§ **Extracted records**
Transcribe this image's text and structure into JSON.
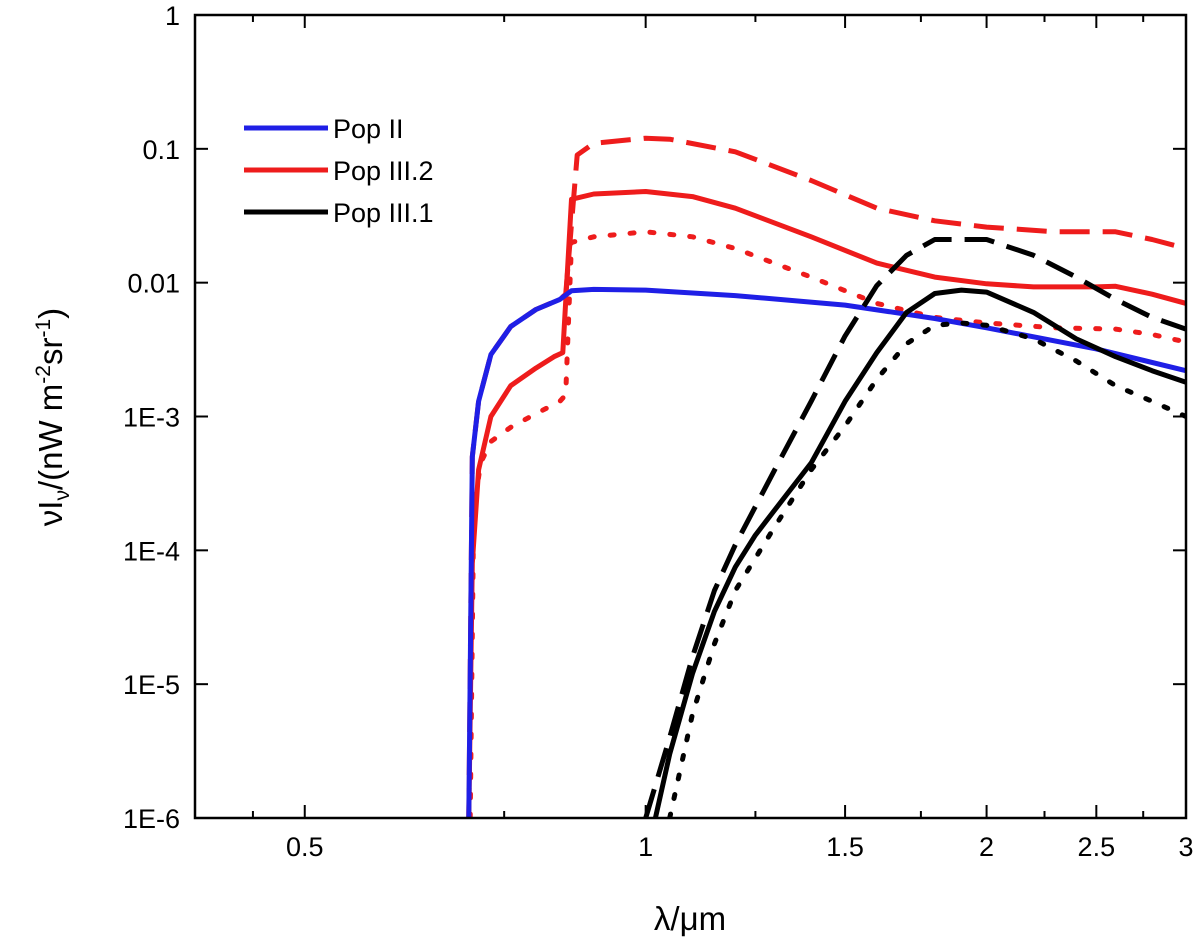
{
  "chart_data": {
    "type": "line",
    "xlabel": "λ/μm",
    "ylabel": "νI",
    "ylabel_sub": "ν",
    "ylabel_tail": "/(nW m",
    "ylabel_sup1": "-2",
    "ylabel_mid": "sr",
    "ylabel_sup2": "-1",
    "ylabel_close": ")",
    "xscale": "log",
    "yscale": "log",
    "xlim": [
      0.4,
      3.0
    ],
    "ylim": [
      1e-06,
      1
    ],
    "xticks": [
      {
        "value": 0.5,
        "label": "0.5"
      },
      {
        "value": 1,
        "label": "1"
      },
      {
        "value": 1.5,
        "label": "1.5"
      },
      {
        "value": 2,
        "label": "2"
      },
      {
        "value": 2.5,
        "label": "2.5"
      },
      {
        "value": 3,
        "label": "3"
      }
    ],
    "yticks": [
      {
        "value": 1e-06,
        "label": "1E-6"
      },
      {
        "value": 1e-05,
        "label": "1E-5"
      },
      {
        "value": 0.0001,
        "label": "1E-4"
      },
      {
        "value": 0.001,
        "label": "1E-3"
      },
      {
        "value": 0.01,
        "label": "0.01"
      },
      {
        "value": 0.1,
        "label": "0.1"
      },
      {
        "value": 1,
        "label": "1"
      }
    ],
    "legend_placement": "top-left",
    "legend": [
      {
        "label": "Pop II",
        "color": "#1f1fe6"
      },
      {
        "label": "Pop III.2",
        "color": "#ee1c1c"
      },
      {
        "label": "Pop III.1",
        "color": "#000000"
      }
    ],
    "series": [
      {
        "id": "red-solid",
        "color": "#ee1c1c",
        "dash": "solid",
        "x": [
          0.698,
          0.703,
          0.712,
          0.73,
          0.76,
          0.8,
          0.83,
          0.845,
          0.86,
          0.9,
          1.0,
          1.1,
          1.2,
          1.4,
          1.6,
          1.8,
          2.0,
          2.2,
          2.5,
          2.6,
          2.8,
          3.0
        ],
        "y": [
          1e-06,
          8e-05,
          0.0004,
          0.001,
          0.0017,
          0.0023,
          0.0028,
          0.003,
          0.042,
          0.046,
          0.048,
          0.044,
          0.036,
          0.022,
          0.014,
          0.011,
          0.0098,
          0.0093,
          0.0093,
          0.0094,
          0.0082,
          0.007
        ]
      },
      {
        "id": "red-dashed",
        "color": "#ee1c1c",
        "dash": "dashed",
        "x": [
          0.698,
          0.703,
          0.712,
          0.73,
          0.76,
          0.8,
          0.84,
          0.85,
          0.87,
          0.9,
          1.0,
          1.05,
          1.2,
          1.4,
          1.6,
          1.8,
          2.0,
          2.3,
          2.6,
          2.8,
          3.0
        ],
        "y": [
          1e-06,
          0.0005,
          0.0013,
          0.0029,
          0.0047,
          0.0063,
          0.0075,
          0.0082,
          0.09,
          0.11,
          0.12,
          0.118,
          0.095,
          0.058,
          0.036,
          0.029,
          0.026,
          0.024,
          0.024,
          0.021,
          0.018
        ]
      },
      {
        "id": "red-dotted",
        "color": "#ee1c1c",
        "dash": "dotted",
        "x": [
          0.7,
          0.705,
          0.715,
          0.73,
          0.76,
          0.8,
          0.84,
          0.85,
          0.86,
          0.9,
          1.0,
          1.1,
          1.2,
          1.4,
          1.6,
          1.8,
          2.0,
          2.3,
          2.6,
          2.8,
          3.0
        ],
        "y": [
          1e-06,
          0.0002,
          0.00045,
          0.00065,
          0.00083,
          0.00105,
          0.0013,
          0.00145,
          0.02,
          0.022,
          0.024,
          0.022,
          0.018,
          0.011,
          0.007,
          0.0055,
          0.005,
          0.0046,
          0.0045,
          0.0041,
          0.0036
        ]
      },
      {
        "id": "blue-solid",
        "color": "#1f1fe6",
        "dash": "solid",
        "x": [
          0.698,
          0.703,
          0.712,
          0.73,
          0.76,
          0.8,
          0.84,
          0.86,
          0.9,
          1.0,
          1.2,
          1.5,
          1.8,
          2.0,
          2.5,
          3.0
        ],
        "y": [
          1e-06,
          0.0005,
          0.0013,
          0.0029,
          0.0047,
          0.0063,
          0.0075,
          0.0087,
          0.0089,
          0.0088,
          0.008,
          0.0068,
          0.0054,
          0.0046,
          0.0032,
          0.0022
        ]
      },
      {
        "id": "black-solid",
        "color": "#000000",
        "dash": "solid",
        "x": [
          1.02,
          1.05,
          1.1,
          1.15,
          1.2,
          1.25,
          1.3,
          1.4,
          1.5,
          1.6,
          1.7,
          1.8,
          1.9,
          2.0,
          2.2,
          2.4,
          2.6,
          2.8,
          3.0
        ],
        "y": [
          1e-06,
          3e-06,
          1.2e-05,
          3.5e-05,
          7.5e-05,
          0.00013,
          0.0002,
          0.00045,
          0.0013,
          0.003,
          0.006,
          0.0083,
          0.0088,
          0.0085,
          0.006,
          0.0038,
          0.0028,
          0.0022,
          0.0018
        ]
      },
      {
        "id": "black-dashed",
        "color": "#000000",
        "dash": "dashed",
        "x": [
          1.0,
          1.05,
          1.1,
          1.15,
          1.2,
          1.3,
          1.4,
          1.5,
          1.6,
          1.7,
          1.8,
          2.0,
          2.2,
          2.4,
          2.6,
          2.8,
          3.0
        ],
        "y": [
          1e-06,
          4e-06,
          1.6e-05,
          5e-05,
          0.00011,
          0.0004,
          0.0013,
          0.004,
          0.0095,
          0.016,
          0.021,
          0.021,
          0.016,
          0.011,
          0.0075,
          0.0055,
          0.0045
        ]
      },
      {
        "id": "black-dotted",
        "color": "#000000",
        "dash": "dotted",
        "x": [
          1.05,
          1.1,
          1.15,
          1.2,
          1.3,
          1.4,
          1.5,
          1.6,
          1.7,
          1.8,
          1.9,
          2.0,
          2.2,
          2.4,
          2.6,
          2.8,
          3.0
        ],
        "y": [
          1e-06,
          6e-06,
          2e-05,
          5e-05,
          0.00015,
          0.0004,
          0.00085,
          0.0019,
          0.0035,
          0.0048,
          0.005,
          0.0048,
          0.0038,
          0.0026,
          0.0017,
          0.0013,
          0.001
        ]
      }
    ]
  }
}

§ **Exercise requirements**
Reproduce all the records verbatim, excluding images.

§ **Exercise response**
Transcribe this image's text and structure into JSON.
{
  "chart_data": {
    "type": "line",
    "xlabel": "λ/μm",
    "ylabel": "νI",
    "ylabel_sub": "ν",
    "ylabel_tail": "/(nW m",
    "ylabel_sup1": "-2",
    "ylabel_mid": "sr",
    "ylabel_sup2": "-1",
    "ylabel_close": ")",
    "xscale": "log",
    "yscale": "log",
    "xlim": [
      0.4,
      3.0
    ],
    "ylim": [
      1e-06,
      1
    ],
    "xticks": [
      {
        "value": 0.5,
        "label": "0.5"
      },
      {
        "value": 1,
        "label": "1"
      },
      {
        "value": 1.5,
        "label": "1.5"
      },
      {
        "value": 2,
        "label": "2"
      },
      {
        "value": 2.5,
        "label": "2.5"
      },
      {
        "value": 3,
        "label": "3"
      }
    ],
    "yticks": [
      {
        "value": 1e-06,
        "label": "1E-6"
      },
      {
        "value": 1e-05,
        "label": "1E-5"
      },
      {
        "value": 0.0001,
        "label": "1E-4"
      },
      {
        "value": 0.001,
        "label": "1E-3"
      },
      {
        "value": 0.01,
        "label": "0.01"
      },
      {
        "value": 0.1,
        "label": "0.1"
      },
      {
        "value": 1,
        "label": "1"
      }
    ],
    "legend_placement": "top-left",
    "legend": [
      {
        "label": "Pop II",
        "color": "#1f1fe6"
      },
      {
        "label": "Pop III.2",
        "color": "#ee1c1c"
      },
      {
        "label": "Pop III.1",
        "color": "#000000"
      }
    ],
    "series": [
      {
        "id": "red-solid",
        "color": "#ee1c1c",
        "dash": "solid",
        "x": [
          0.698,
          0.703,
          0.712,
          0.73,
          0.76,
          0.8,
          0.83,
          0.845,
          0.86,
          0.9,
          1.0,
          1.1,
          1.2,
          1.4,
          1.6,
          1.8,
          2.0,
          2.2,
          2.5,
          2.6,
          2.8,
          3.0
        ],
        "y": [
          1e-06,
          8e-05,
          0.0004,
          0.001,
          0.0017,
          0.0023,
          0.0028,
          0.003,
          0.042,
          0.046,
          0.048,
          0.044,
          0.036,
          0.022,
          0.014,
          0.011,
          0.0098,
          0.0093,
          0.0093,
          0.0094,
          0.0082,
          0.007
        ]
      },
      {
        "id": "red-dashed",
        "color": "#ee1c1c",
        "dash": "dashed",
        "x": [
          0.698,
          0.703,
          0.712,
          0.73,
          0.76,
          0.8,
          0.84,
          0.85,
          0.87,
          0.9,
          1.0,
          1.05,
          1.2,
          1.4,
          1.6,
          1.8,
          2.0,
          2.3,
          2.6,
          2.8,
          3.0
        ],
        "y": [
          1e-06,
          0.0005,
          0.0013,
          0.0029,
          0.0047,
          0.0063,
          0.0075,
          0.0082,
          0.09,
          0.11,
          0.12,
          0.118,
          0.095,
          0.058,
          0.036,
          0.029,
          0.026,
          0.024,
          0.024,
          0.021,
          0.018
        ]
      },
      {
        "id": "red-dotted",
        "color": "#ee1c1c",
        "dash": "dotted",
        "x": [
          0.7,
          0.705,
          0.715,
          0.73,
          0.76,
          0.8,
          0.84,
          0.85,
          0.86,
          0.9,
          1.0,
          1.1,
          1.2,
          1.4,
          1.6,
          1.8,
          2.0,
          2.3,
          2.6,
          2.8,
          3.0
        ],
        "y": [
          1e-06,
          0.0002,
          0.00045,
          0.00065,
          0.00083,
          0.00105,
          0.0013,
          0.00145,
          0.02,
          0.022,
          0.024,
          0.022,
          0.018,
          0.011,
          0.007,
          0.0055,
          0.005,
          0.0046,
          0.0045,
          0.0041,
          0.0036
        ]
      },
      {
        "id": "blue-solid",
        "color": "#1f1fe6",
        "dash": "solid",
        "x": [
          0.698,
          0.703,
          0.712,
          0.73,
          0.76,
          0.8,
          0.84,
          0.86,
          0.9,
          1.0,
          1.2,
          1.5,
          1.8,
          2.0,
          2.5,
          3.0
        ],
        "y": [
          1e-06,
          0.0005,
          0.0013,
          0.0029,
          0.0047,
          0.0063,
          0.0075,
          0.0087,
          0.0089,
          0.0088,
          0.008,
          0.0068,
          0.0054,
          0.0046,
          0.0032,
          0.0022
        ]
      },
      {
        "id": "black-solid",
        "color": "#000000",
        "dash": "solid",
        "x": [
          1.02,
          1.05,
          1.1,
          1.15,
          1.2,
          1.25,
          1.3,
          1.4,
          1.5,
          1.6,
          1.7,
          1.8,
          1.9,
          2.0,
          2.2,
          2.4,
          2.6,
          2.8,
          3.0
        ],
        "y": [
          1e-06,
          3e-06,
          1.2e-05,
          3.5e-05,
          7.5e-05,
          0.00013,
          0.0002,
          0.00045,
          0.0013,
          0.003,
          0.006,
          0.0083,
          0.0088,
          0.0085,
          0.006,
          0.0038,
          0.0028,
          0.0022,
          0.0018
        ]
      },
      {
        "id": "black-dashed",
        "color": "#000000",
        "dash": "dashed",
        "x": [
          1.0,
          1.05,
          1.1,
          1.15,
          1.2,
          1.3,
          1.4,
          1.5,
          1.6,
          1.7,
          1.8,
          2.0,
          2.2,
          2.4,
          2.6,
          2.8,
          3.0
        ],
        "y": [
          1e-06,
          4e-06,
          1.6e-05,
          5e-05,
          0.00011,
          0.0004,
          0.0013,
          0.004,
          0.0095,
          0.016,
          0.021,
          0.021,
          0.016,
          0.011,
          0.0075,
          0.0055,
          0.0045
        ]
      },
      {
        "id": "black-dotted",
        "color": "#000000",
        "dash": "dotted",
        "x": [
          1.05,
          1.1,
          1.15,
          1.2,
          1.3,
          1.4,
          1.5,
          1.6,
          1.7,
          1.8,
          1.9,
          2.0,
          2.2,
          2.4,
          2.6,
          2.8,
          3.0
        ],
        "y": [
          1e-06,
          6e-06,
          2e-05,
          5e-05,
          0.00015,
          0.0004,
          0.00085,
          0.0019,
          0.0035,
          0.0048,
          0.005,
          0.0048,
          0.0038,
          0.0026,
          0.0017,
          0.0013,
          0.001
        ]
      }
    ]
  }
}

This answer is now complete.